> CONSIGNE
D'après l'extrait sur Pierre Calas, pendant combien de temps sa conduite et ses paroles ont-elles été épiées ? Répondez en une phrase, s'il vous plaît.

======== EXTRAIT FOURNI ========

Pierre Calas accusé d’un fratricide, et qui en serait indubitablement coupable si son père l’eût été, demeure auprès de mes terres : je l’ai vu souvent. Je fus d’abord en défiance ; j’ai fait épier, pendant quatre mois, sa conduite et ses paroles ; elles sont de l’innocence la plus pure et de la douleur la plus vraie. Il est près d’aller à Paris, ainsi que sa mère, qui n’a pu ignorer le crime, supposé qu’il ait été commis, qui dans ce cas, en serait complice, et dont vous connaissez la candeur et la vertu.
Je dois, monsieur, avoir l’honneur de vous parler d’un fait dont les avocats n’étaient point instruits ; vous jugerez de son importance.

======== DONNÉES ENREGISTRÉES ========

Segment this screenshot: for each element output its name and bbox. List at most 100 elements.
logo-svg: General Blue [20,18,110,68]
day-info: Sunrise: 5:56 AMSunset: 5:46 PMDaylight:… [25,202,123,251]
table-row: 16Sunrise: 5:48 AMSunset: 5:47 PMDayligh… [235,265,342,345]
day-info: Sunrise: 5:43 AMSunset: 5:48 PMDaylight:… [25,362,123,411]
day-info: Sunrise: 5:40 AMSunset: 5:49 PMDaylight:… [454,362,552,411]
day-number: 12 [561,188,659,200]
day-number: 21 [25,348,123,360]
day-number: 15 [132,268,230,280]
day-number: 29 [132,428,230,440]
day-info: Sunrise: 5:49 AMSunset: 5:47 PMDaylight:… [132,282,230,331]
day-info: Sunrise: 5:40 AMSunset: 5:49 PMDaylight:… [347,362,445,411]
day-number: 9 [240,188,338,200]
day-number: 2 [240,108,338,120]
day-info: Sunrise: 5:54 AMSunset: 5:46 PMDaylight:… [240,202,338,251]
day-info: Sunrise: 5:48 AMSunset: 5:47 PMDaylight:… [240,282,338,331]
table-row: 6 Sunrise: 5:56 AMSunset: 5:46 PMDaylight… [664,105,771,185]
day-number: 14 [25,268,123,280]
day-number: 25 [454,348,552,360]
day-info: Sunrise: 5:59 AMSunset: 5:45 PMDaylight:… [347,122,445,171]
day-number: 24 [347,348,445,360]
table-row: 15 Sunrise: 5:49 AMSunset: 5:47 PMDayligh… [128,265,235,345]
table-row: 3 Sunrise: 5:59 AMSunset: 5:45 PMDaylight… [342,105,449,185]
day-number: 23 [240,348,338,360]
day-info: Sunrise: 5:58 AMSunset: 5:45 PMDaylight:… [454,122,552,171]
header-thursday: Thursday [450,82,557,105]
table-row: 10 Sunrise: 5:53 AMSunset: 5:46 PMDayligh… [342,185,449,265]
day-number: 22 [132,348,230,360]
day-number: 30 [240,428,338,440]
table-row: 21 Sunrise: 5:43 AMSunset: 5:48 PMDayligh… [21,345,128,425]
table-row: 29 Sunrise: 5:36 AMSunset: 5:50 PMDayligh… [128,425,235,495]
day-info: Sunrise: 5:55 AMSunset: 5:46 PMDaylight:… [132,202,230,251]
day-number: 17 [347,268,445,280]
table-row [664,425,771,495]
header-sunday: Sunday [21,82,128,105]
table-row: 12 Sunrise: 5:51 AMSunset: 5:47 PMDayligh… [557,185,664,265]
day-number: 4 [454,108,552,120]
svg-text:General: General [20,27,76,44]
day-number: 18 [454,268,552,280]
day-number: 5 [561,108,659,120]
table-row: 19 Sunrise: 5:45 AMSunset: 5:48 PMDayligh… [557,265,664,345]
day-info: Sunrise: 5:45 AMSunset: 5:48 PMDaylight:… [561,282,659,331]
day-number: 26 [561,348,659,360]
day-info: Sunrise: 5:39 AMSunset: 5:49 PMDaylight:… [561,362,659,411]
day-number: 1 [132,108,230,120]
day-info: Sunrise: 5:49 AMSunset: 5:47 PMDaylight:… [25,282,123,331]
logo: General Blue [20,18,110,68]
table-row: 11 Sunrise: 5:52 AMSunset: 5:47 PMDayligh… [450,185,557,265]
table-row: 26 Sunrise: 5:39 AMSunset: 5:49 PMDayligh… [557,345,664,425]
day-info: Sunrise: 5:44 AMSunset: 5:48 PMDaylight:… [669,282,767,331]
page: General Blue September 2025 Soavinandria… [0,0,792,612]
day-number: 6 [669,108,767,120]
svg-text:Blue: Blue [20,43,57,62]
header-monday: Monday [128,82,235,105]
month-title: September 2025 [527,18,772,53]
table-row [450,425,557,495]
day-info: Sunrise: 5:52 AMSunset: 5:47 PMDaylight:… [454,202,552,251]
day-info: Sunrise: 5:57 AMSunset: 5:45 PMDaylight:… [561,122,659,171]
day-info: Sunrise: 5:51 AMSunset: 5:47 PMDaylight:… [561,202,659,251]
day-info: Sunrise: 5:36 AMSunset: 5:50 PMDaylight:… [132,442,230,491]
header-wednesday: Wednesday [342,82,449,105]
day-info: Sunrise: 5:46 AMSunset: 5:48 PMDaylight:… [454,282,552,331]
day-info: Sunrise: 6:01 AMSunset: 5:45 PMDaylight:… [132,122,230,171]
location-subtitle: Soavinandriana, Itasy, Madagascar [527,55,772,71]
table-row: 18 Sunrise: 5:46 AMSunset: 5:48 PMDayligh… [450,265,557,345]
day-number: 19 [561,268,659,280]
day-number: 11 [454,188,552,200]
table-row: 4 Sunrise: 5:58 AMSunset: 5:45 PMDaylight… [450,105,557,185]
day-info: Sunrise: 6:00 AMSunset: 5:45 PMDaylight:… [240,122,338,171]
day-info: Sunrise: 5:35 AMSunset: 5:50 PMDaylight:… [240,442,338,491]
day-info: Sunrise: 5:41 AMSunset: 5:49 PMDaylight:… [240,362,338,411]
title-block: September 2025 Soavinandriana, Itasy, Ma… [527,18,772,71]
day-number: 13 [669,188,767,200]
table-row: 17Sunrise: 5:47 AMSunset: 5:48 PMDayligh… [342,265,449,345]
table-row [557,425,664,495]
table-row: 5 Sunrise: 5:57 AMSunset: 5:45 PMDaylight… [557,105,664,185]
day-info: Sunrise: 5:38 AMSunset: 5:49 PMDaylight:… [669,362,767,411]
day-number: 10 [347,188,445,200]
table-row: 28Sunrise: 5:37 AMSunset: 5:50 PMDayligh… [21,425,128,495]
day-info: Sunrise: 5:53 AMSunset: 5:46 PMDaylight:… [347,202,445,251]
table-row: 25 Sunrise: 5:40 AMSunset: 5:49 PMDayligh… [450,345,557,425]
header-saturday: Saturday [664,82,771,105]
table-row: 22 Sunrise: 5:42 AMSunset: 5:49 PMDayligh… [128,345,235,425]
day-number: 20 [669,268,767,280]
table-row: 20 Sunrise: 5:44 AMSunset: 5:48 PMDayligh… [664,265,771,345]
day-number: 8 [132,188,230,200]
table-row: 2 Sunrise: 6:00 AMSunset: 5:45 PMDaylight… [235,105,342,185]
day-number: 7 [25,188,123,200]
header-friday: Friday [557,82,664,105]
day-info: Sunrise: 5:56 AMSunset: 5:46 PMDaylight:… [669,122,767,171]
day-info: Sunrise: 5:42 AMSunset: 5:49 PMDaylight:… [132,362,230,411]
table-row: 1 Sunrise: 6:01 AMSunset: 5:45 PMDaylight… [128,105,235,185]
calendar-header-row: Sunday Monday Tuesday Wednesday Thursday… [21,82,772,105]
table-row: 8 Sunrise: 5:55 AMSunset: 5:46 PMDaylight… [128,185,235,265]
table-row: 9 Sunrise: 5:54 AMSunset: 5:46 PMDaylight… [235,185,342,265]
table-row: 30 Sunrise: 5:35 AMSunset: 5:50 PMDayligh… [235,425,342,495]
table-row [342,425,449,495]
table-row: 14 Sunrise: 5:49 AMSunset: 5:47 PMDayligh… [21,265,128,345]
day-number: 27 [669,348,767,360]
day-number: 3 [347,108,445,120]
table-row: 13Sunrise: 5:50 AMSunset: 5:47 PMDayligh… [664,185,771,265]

========

> RÉSULTAT OBTENU
Sa conduite et ses paroles ont été épiées pendant quatre mois.